START Input records
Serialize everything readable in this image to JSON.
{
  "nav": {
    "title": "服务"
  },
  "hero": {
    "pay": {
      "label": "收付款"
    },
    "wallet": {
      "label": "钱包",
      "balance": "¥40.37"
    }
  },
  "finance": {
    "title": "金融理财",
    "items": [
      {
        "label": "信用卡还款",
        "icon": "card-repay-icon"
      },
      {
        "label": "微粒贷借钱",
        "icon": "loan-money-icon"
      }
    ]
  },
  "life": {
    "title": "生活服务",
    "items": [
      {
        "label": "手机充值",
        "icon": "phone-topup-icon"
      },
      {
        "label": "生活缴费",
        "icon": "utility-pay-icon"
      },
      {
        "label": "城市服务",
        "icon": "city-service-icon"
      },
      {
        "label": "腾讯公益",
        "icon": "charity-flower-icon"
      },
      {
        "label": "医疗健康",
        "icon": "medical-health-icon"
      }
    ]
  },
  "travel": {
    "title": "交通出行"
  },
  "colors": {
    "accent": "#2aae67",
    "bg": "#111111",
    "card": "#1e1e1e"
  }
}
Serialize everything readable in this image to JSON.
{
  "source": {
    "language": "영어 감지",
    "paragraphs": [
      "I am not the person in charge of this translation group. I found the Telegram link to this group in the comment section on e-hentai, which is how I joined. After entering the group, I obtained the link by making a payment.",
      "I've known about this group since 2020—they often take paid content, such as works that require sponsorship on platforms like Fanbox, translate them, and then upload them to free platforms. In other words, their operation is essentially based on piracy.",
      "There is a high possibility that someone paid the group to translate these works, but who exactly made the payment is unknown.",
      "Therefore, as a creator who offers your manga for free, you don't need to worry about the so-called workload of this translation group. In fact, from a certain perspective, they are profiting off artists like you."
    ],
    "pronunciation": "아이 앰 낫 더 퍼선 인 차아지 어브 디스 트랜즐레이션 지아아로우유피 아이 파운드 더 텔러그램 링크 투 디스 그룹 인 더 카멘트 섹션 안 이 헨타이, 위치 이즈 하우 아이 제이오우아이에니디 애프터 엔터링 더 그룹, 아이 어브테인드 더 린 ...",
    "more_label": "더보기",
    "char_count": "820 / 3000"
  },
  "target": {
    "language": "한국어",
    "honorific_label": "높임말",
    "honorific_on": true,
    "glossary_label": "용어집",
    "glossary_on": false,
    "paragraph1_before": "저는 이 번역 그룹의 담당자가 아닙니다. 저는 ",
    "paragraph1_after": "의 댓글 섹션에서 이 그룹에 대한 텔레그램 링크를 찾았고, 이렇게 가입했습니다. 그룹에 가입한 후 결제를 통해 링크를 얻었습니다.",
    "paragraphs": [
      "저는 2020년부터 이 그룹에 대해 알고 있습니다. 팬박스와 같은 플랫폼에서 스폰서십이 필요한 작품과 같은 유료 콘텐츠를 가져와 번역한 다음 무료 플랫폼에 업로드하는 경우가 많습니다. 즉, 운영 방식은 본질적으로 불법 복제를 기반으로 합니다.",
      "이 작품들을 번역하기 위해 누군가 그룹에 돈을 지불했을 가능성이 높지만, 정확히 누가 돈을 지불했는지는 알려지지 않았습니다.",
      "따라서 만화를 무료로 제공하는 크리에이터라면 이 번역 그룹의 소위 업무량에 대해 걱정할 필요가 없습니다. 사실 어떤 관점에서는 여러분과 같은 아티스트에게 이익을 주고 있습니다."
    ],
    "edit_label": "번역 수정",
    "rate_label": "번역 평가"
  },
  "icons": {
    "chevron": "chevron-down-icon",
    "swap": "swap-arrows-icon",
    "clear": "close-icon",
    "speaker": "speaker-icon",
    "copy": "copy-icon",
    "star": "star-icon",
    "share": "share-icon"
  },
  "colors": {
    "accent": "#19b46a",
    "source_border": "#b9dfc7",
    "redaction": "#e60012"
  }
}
END Input records
* Required task: From the data above, copy out every line with the string "about" in it.

* Solution to this problem:
      "I've known about this group since 2020—they often take paid content, such as works that require sponsorship on platforms like Fanbox, translate them, and then upload them to free platforms. In other words, their operation is essentially based on piracy.",
      "Therefore, as a creator who offers your manga for free, you don't need to worry about the so-called workload of this translation group. In fact, from a certain perspective, they are profiting off artists like you."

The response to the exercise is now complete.